_WHAT IS EXPECTED_: List all lines in the material below that contain "Wolverhampton".

_RECORD EXTRACTS_:
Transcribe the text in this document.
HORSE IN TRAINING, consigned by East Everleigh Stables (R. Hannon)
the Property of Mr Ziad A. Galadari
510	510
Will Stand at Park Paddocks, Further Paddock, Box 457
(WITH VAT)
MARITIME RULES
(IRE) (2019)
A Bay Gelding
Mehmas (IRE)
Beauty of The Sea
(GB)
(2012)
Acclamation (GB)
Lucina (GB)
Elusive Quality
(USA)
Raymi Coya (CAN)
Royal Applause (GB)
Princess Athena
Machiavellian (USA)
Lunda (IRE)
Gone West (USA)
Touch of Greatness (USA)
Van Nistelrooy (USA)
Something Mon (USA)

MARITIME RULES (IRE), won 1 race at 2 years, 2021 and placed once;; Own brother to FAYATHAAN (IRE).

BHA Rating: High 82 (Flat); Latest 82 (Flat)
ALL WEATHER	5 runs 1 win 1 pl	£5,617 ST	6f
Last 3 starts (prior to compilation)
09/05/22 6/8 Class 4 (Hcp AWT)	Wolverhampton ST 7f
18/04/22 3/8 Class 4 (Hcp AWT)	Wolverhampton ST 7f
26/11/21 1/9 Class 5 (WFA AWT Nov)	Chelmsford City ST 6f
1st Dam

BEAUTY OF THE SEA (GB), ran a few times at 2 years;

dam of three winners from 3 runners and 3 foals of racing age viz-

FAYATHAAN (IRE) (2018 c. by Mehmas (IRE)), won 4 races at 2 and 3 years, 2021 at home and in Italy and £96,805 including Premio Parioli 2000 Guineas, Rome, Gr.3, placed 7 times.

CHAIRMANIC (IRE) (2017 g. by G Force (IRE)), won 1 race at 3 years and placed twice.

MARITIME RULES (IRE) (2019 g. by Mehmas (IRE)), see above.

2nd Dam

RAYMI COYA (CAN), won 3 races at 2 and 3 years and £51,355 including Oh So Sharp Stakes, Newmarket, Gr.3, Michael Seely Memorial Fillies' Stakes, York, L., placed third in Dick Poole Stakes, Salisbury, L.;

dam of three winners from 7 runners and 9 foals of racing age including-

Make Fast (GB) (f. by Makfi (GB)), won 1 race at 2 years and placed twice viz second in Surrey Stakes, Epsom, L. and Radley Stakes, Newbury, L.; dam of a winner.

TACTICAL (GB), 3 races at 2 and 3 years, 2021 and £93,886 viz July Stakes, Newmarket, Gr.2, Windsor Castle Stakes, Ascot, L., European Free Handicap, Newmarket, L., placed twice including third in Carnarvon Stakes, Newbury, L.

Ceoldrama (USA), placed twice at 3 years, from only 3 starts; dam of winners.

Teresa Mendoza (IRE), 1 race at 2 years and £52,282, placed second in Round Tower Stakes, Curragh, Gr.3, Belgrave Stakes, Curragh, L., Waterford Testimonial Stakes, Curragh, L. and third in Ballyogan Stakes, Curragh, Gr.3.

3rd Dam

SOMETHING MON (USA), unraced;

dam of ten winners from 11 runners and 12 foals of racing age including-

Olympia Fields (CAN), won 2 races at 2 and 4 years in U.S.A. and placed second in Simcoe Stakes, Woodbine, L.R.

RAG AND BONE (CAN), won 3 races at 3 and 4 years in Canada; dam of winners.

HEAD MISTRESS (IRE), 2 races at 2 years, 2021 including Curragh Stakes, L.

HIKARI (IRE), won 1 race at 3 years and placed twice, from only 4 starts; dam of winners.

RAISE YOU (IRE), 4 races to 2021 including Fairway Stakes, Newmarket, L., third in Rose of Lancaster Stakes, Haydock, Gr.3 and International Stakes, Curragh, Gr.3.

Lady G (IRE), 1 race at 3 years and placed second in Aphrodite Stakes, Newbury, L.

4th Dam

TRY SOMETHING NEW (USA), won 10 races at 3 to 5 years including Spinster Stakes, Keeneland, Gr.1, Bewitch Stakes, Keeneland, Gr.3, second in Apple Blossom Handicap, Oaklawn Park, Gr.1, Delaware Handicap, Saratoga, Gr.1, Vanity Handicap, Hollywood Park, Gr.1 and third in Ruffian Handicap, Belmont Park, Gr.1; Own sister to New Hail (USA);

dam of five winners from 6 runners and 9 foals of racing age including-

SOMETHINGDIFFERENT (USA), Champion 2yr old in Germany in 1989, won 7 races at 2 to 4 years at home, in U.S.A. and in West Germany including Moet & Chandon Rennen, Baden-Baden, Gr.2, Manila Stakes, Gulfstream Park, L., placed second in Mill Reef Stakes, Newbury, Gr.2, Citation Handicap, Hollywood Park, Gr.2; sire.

_RESULT BELOW_:
09/05/22 6/8 Class 4 (Hcp AWT)	Wolverhampton ST 7f
18/04/22 3/8 Class 4 (Hcp AWT)	Wolverhampton ST 7f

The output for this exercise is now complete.